— Start DATA LISTING —
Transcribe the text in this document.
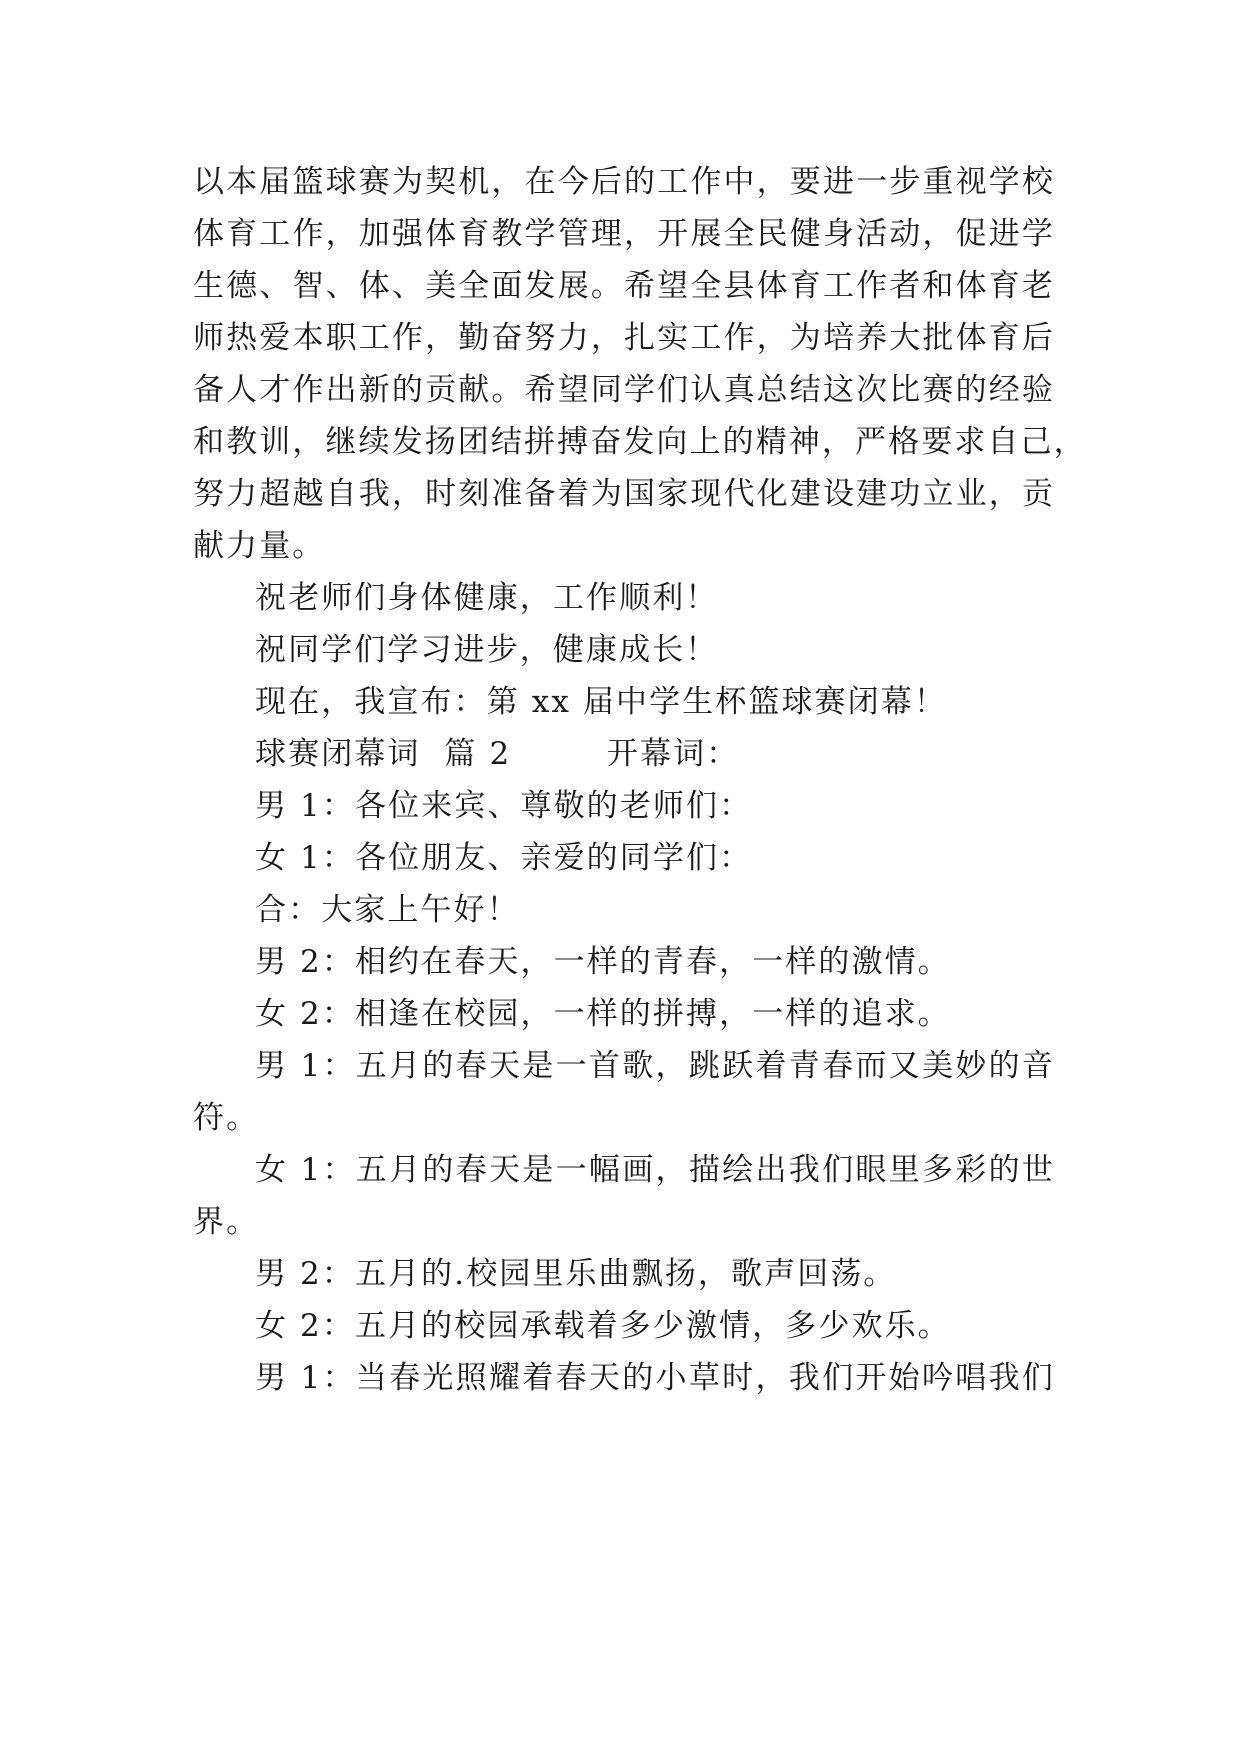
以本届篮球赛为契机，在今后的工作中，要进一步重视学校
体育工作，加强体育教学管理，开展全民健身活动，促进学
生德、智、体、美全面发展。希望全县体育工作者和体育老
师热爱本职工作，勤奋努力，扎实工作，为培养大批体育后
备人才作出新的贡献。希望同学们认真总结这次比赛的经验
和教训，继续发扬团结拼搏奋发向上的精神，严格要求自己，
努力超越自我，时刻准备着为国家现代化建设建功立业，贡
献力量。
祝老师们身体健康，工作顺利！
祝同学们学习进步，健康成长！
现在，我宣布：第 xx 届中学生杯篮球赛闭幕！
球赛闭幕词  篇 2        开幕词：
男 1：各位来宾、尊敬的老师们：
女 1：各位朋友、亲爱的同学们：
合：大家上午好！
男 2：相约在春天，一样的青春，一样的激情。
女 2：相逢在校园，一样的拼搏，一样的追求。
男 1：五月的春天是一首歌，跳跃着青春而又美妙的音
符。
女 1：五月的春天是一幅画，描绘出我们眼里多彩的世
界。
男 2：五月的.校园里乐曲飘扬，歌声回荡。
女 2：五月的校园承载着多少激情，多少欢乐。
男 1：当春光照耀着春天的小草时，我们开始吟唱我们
— End DATA LISTING —
— Start DATA LISTING —
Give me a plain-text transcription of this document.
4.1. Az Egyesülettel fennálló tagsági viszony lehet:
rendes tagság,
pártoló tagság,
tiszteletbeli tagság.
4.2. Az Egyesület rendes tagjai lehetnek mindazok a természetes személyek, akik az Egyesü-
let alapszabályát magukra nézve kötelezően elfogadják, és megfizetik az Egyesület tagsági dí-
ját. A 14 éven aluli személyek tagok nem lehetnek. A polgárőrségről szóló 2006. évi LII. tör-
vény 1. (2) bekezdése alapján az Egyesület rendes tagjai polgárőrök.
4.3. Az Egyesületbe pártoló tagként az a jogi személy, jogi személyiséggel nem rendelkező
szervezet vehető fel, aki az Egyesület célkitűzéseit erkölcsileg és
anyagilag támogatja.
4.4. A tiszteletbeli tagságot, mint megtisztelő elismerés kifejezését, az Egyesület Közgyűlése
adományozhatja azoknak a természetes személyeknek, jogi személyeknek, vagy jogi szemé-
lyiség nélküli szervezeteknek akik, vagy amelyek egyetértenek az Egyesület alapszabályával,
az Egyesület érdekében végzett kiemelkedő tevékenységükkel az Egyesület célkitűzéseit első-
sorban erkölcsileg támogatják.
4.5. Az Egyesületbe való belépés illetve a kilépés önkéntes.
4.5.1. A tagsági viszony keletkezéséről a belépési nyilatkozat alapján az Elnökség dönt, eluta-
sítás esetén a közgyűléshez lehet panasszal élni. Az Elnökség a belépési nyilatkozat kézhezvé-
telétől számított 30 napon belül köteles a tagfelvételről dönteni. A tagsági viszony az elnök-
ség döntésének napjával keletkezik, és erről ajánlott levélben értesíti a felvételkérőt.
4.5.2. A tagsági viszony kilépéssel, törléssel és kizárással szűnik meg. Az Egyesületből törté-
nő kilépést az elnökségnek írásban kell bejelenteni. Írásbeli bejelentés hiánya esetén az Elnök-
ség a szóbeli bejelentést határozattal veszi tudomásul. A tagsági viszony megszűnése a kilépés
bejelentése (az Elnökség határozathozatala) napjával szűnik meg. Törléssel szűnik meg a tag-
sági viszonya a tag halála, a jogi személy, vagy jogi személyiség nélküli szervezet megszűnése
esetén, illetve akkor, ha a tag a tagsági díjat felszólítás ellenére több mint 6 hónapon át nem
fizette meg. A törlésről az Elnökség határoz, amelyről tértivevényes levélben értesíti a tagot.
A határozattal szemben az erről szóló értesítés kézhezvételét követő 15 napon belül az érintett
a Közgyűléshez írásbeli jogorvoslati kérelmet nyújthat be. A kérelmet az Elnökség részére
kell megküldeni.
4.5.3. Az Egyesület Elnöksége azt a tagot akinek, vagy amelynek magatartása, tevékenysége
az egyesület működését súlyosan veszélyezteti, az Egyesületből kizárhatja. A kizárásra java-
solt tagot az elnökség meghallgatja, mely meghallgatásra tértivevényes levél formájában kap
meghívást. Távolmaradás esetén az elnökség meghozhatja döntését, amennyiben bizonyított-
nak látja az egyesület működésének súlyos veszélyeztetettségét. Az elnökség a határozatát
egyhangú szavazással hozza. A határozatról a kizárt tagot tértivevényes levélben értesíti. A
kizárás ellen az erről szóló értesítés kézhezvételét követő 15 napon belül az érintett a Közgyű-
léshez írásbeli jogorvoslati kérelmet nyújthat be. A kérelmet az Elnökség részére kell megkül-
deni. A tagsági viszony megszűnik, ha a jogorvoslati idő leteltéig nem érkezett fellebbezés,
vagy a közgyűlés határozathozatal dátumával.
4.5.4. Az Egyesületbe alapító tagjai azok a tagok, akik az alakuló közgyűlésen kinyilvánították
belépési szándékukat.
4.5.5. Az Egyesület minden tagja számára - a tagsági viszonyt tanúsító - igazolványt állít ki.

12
— End DATA LISTING —
— Start DATA LISTING —
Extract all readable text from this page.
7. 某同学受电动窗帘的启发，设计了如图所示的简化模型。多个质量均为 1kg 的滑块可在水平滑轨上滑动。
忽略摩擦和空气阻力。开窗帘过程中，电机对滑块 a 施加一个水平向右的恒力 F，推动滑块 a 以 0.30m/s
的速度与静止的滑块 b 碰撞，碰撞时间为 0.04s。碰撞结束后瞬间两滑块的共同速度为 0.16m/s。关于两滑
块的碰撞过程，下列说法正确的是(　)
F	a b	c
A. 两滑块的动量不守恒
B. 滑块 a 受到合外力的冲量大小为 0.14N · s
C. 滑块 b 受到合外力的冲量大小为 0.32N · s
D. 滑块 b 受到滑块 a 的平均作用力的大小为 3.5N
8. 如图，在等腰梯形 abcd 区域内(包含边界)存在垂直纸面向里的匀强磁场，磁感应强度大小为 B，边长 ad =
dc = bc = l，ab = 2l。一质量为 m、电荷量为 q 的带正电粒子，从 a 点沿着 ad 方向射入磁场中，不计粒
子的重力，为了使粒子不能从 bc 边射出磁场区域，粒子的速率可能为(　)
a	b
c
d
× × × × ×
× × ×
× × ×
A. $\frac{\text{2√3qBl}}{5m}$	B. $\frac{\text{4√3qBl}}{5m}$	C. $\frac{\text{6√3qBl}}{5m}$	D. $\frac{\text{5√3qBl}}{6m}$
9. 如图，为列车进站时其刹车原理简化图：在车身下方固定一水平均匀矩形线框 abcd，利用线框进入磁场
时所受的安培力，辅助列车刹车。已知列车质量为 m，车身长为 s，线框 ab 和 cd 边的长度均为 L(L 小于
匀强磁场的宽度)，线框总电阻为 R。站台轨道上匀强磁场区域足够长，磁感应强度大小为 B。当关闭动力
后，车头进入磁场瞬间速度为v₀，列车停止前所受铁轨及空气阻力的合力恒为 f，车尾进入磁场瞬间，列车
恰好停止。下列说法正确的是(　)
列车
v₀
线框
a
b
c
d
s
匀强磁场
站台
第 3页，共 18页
— End DATA LISTING —
WORK REQUIRED: In the listing above, count each line that holds the string "megszűnése". Give the number only.

EXERCISE RESPONSE: 2